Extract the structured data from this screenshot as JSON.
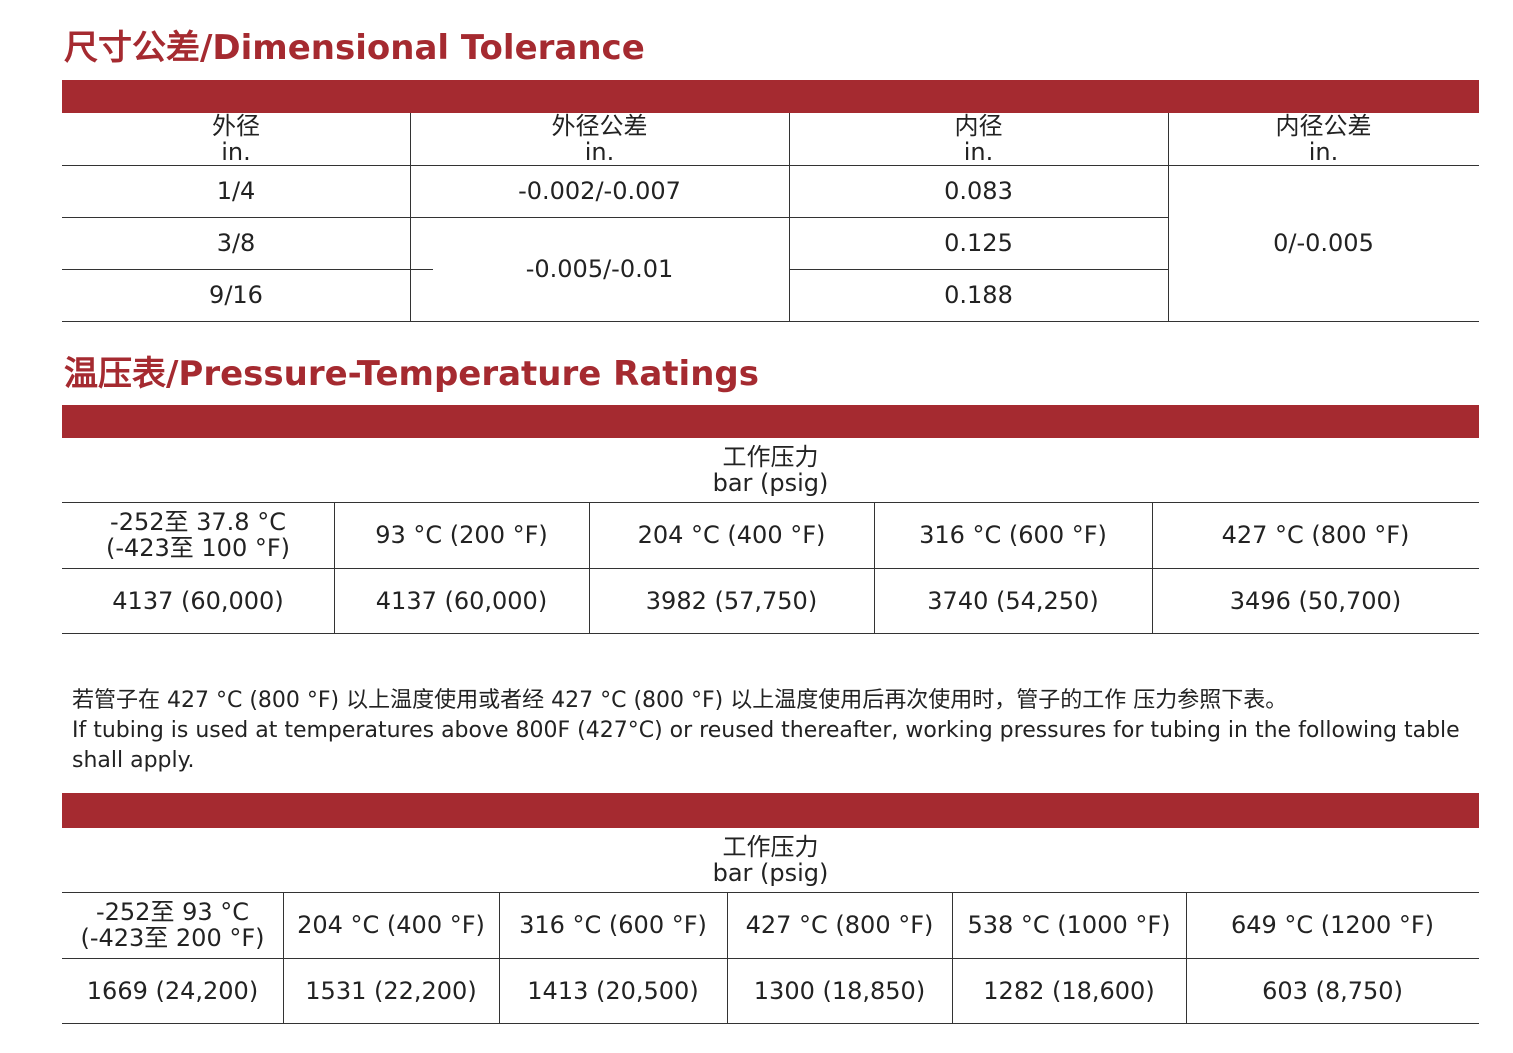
{
  "tolerance": {
    "title": "尺寸公差/Dimensional Tolerance",
    "headers": [
      [
        "外径",
        "in."
      ],
      [
        "外径公差",
        "in."
      ],
      [
        "内径",
        "in."
      ],
      [
        "内径公差",
        "in."
      ]
    ],
    "od": [
      "1/4",
      "3/8",
      "9/16"
    ],
    "od_tol": [
      "-0.002/-0.007",
      "-0.005/-0.01"
    ],
    "id": [
      "0.083",
      "0.125",
      "0.188"
    ],
    "id_tol": "0/-0.005"
  },
  "ratings": {
    "title": "温压表/Pressure-Temperature Ratings",
    "table1": {
      "header": [
        "工作压力",
        "bar (psig)"
      ],
      "temps": [
        [
          "-252至 37.8 °C",
          "(-423至 100 °F)"
        ],
        [
          "93 °C (200 °F)"
        ],
        [
          "204 °C (400 °F)"
        ],
        [
          "316 °C (600 °F)"
        ],
        [
          "427 °C (800 °F)"
        ]
      ],
      "values": [
        "4137 (60,000)",
        "4137 (60,000)",
        "3982 (57,750)",
        "3740 (54,250)",
        "3496 (50,700)"
      ]
    },
    "note_cn": "若管子在  427 °C (800 °F) 以上温度使用或者经   427 °C (800 °F) 以上温度使用后再次使用时，管子的工作   压力参照下表。",
    "note_en": [
      "If tubing is used at temperatures above 800F (427°C) or reused thereafter, working pressures for tubing in the following table",
      "shall apply."
    ],
    "table2": {
      "header": [
        "工作压力",
        "bar (psig)"
      ],
      "temps": [
        [
          "-252至 93 °C",
          "(-423至 200 °F)"
        ],
        [
          "204 °C (400 °F)"
        ],
        [
          "316 °C (600 °F)"
        ],
        [
          "427 °C (800 °F)"
        ],
        [
          "538 °C (1000 °F)"
        ],
        [
          "649 °C (1200 °F)"
        ]
      ],
      "values": [
        "1669 (24,200)",
        "1531 (22,200)",
        "1413 (20,500)",
        "1300 (18,850)",
        "1282 (18,600)",
        "603 (8,750)"
      ]
    }
  },
  "colors": {
    "accent": "#a52a30"
  }
}
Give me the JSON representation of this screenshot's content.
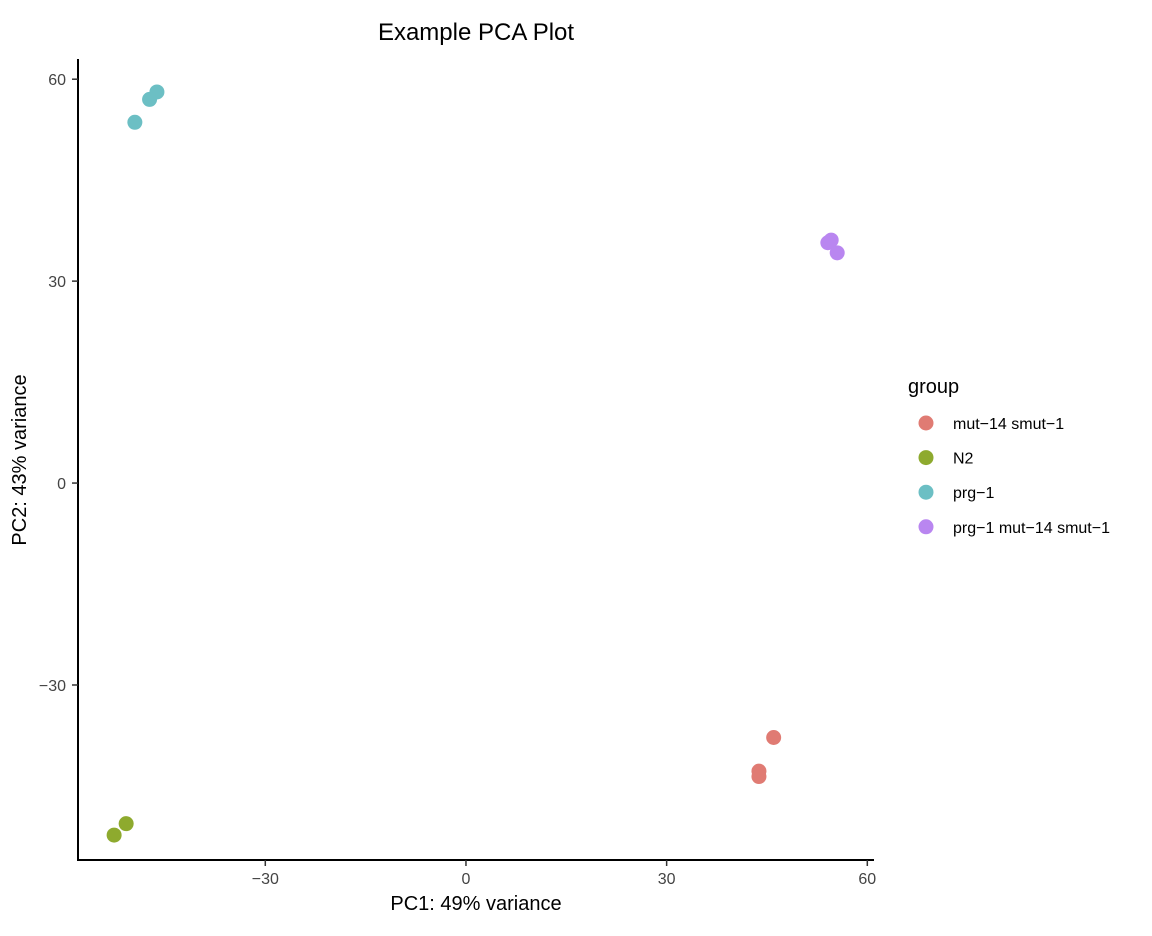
{
  "chart_data": {
    "type": "scatter",
    "title": "Example PCA Plot",
    "xlabel": "PC1: 49% variance",
    "ylabel": "PC2: 43% variance",
    "xlim": [
      -58,
      61
    ],
    "ylim": [
      -56,
      63
    ],
    "xticks": [
      -30,
      0,
      30,
      60
    ],
    "xtick_labels": [
      "−30",
      "0",
      "30",
      "60"
    ],
    "yticks": [
      -30,
      0,
      30,
      60
    ],
    "ytick_labels": [
      "−30",
      "0",
      "30",
      "60"
    ],
    "grid": false,
    "legend": {
      "title": "group",
      "position": "right"
    },
    "series": [
      {
        "name": "mut−14 smut−1",
        "color": "#E07B73",
        "points": [
          {
            "x": 46.0,
            "y": -37.8
          },
          {
            "x": 43.8,
            "y": -42.8
          },
          {
            "x": 43.8,
            "y": -43.6
          }
        ]
      },
      {
        "name": "N2",
        "color": "#8EAA2E",
        "points": [
          {
            "x": -50.8,
            "y": -50.6
          },
          {
            "x": -52.6,
            "y": -52.3
          }
        ]
      },
      {
        "name": "prg−1",
        "color": "#6CBFC4",
        "points": [
          {
            "x": -46.2,
            "y": 58.1
          },
          {
            "x": -47.3,
            "y": 57.0
          },
          {
            "x": -49.5,
            "y": 53.6
          }
        ]
      },
      {
        "name": "prg−1 mut−14 smut−1",
        "color": "#B986F0",
        "points": [
          {
            "x": 54.6,
            "y": 36.1
          },
          {
            "x": 54.1,
            "y": 35.7
          },
          {
            "x": 55.5,
            "y": 34.2
          }
        ]
      }
    ]
  }
}
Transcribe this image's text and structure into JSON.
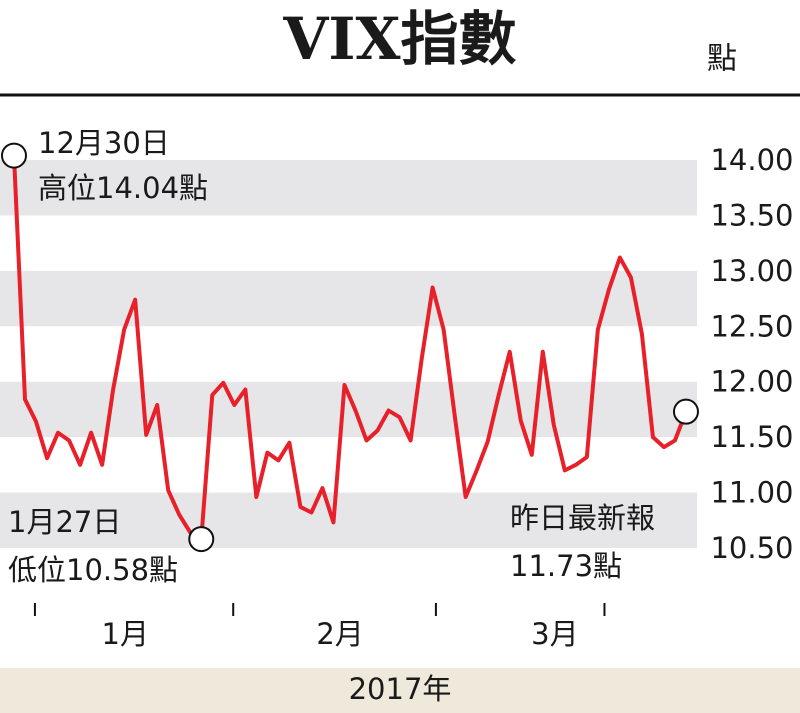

-------------------------

## TASK PROMPT
Repeat the material above word for word and skip every image in it.

## TASK ANSWER
Extract the structured data from this screenshot as JSON.
{
  "tolerance": {
    "title": "尺寸公差/Dimensional Tolerance",
    "headers": [
      [
        "外径",
        "in."
      ],
      [
        "外径公差",
        "in."
      ],
      [
        "内径",
        "in."
      ],
      [
        "内径公差",
        "in."
      ]
    ],
    "od": [
      "1/4",
      "3/8",
      "9/16"
    ],
    "od_tol": [
      "-0.002/-0.007",
      "-0.005/-0.01"
    ],
    "id": [
      "0.083",
      "0.125",
      "0.188"
    ],
    "id_tol": "0/-0.005"
  },
  "ratings": {
    "title": "温压表/Pressure-Temperature Ratings",
    "table1": {
      "header": [
        "工作压力",
        "bar (psig)"
      ],
      "temps": [
        [
          "-252至 37.8 °C",
          "(-423至 100 °F)"
        ],
        [
          "93 °C (200 °F)"
        ],
        [
          "204 °C (400 °F)"
        ],
        [
          "316 °C (600 °F)"
        ],
        [
          "427 °C (800 °F)"
        ]
      ],
      "values": [
        "4137 (60,000)",
        "4137 (60,000)",
        "3982 (57,750)",
        "3740 (54,250)",
        "3496 (50,700)"
      ]
    },
    "note_cn": "若管子在  427 °C (800 °F) 以上温度使用或者经   427 °C (800 °F) 以上温度使用后再次使用时，管子的工作   压力参照下表。",
    "note_en": [
      "If tubing is used at temperatures above 800F (427°C) or reused thereafter, working pressures for tubing in the following table",
      "shall apply."
    ],
    "table2": {
      "header": [
        "工作压力",
        "bar (psig)"
      ],
      "temps": [
        [
          "-252至 93 °C",
          "(-423至 200 °F)"
        ],
        [
          "204 °C (400 °F)"
        ],
        [
          "316 °C (600 °F)"
        ],
        [
          "427 °C (800 °F)"
        ],
        [
          "538 °C (1000 °F)"
        ],
        [
          "649 °C (1200 °F)"
        ]
      ],
      "values": [
        "1669 (24,200)",
        "1531 (22,200)",
        "1413 (20,500)",
        "1300 (18,850)",
        "1282 (18,600)",
        "603 (8,750)"
      ]
    }
  },
  "colors": {
    "accent": "#a52a30"
  }
}
Give me the JSON representation of this screenshot's content.
{
  "chart_data": {
    "type": "scatter",
    "title": "Example PCA Plot",
    "xlabel": "PC1: 49% variance",
    "ylabel": "PC2: 43% variance",
    "xlim": [
      -58,
      61
    ],
    "ylim": [
      -56,
      63
    ],
    "xticks": [
      -30,
      0,
      30,
      60
    ],
    "xtick_labels": [
      "−30",
      "0",
      "30",
      "60"
    ],
    "yticks": [
      -30,
      0,
      30,
      60
    ],
    "ytick_labels": [
      "−30",
      "0",
      "30",
      "60"
    ],
    "grid": false,
    "legend": {
      "title": "group",
      "position": "right"
    },
    "series": [
      {
        "name": "mut−14 smut−1",
        "color": "#E07B73",
        "points": [
          {
            "x": 46.0,
            "y": -37.8
          },
          {
            "x": 43.8,
            "y": -42.8
          },
          {
            "x": 43.8,
            "y": -43.6
          }
        ]
      },
      {
        "name": "N2",
        "color": "#8EAA2E",
        "points": [
          {
            "x": -50.8,
            "y": -50.6
          },
          {
            "x": -52.6,
            "y": -52.3
          }
        ]
      },
      {
        "name": "prg−1",
        "color": "#6CBFC4",
        "points": [
          {
            "x": -46.2,
            "y": 58.1
          },
          {
            "x": -47.3,
            "y": 57.0
          },
          {
            "x": -49.5,
            "y": 53.6
          }
        ]
      },
      {
        "name": "prg−1 mut−14 smut−1",
        "color": "#B986F0",
        "points": [
          {
            "x": 54.6,
            "y": 36.1
          },
          {
            "x": 54.1,
            "y": 35.7
          },
          {
            "x": 55.5,
            "y": 34.2
          }
        ]
      }
    ]
  }
}
Transcribe this image's text and structure into JSON.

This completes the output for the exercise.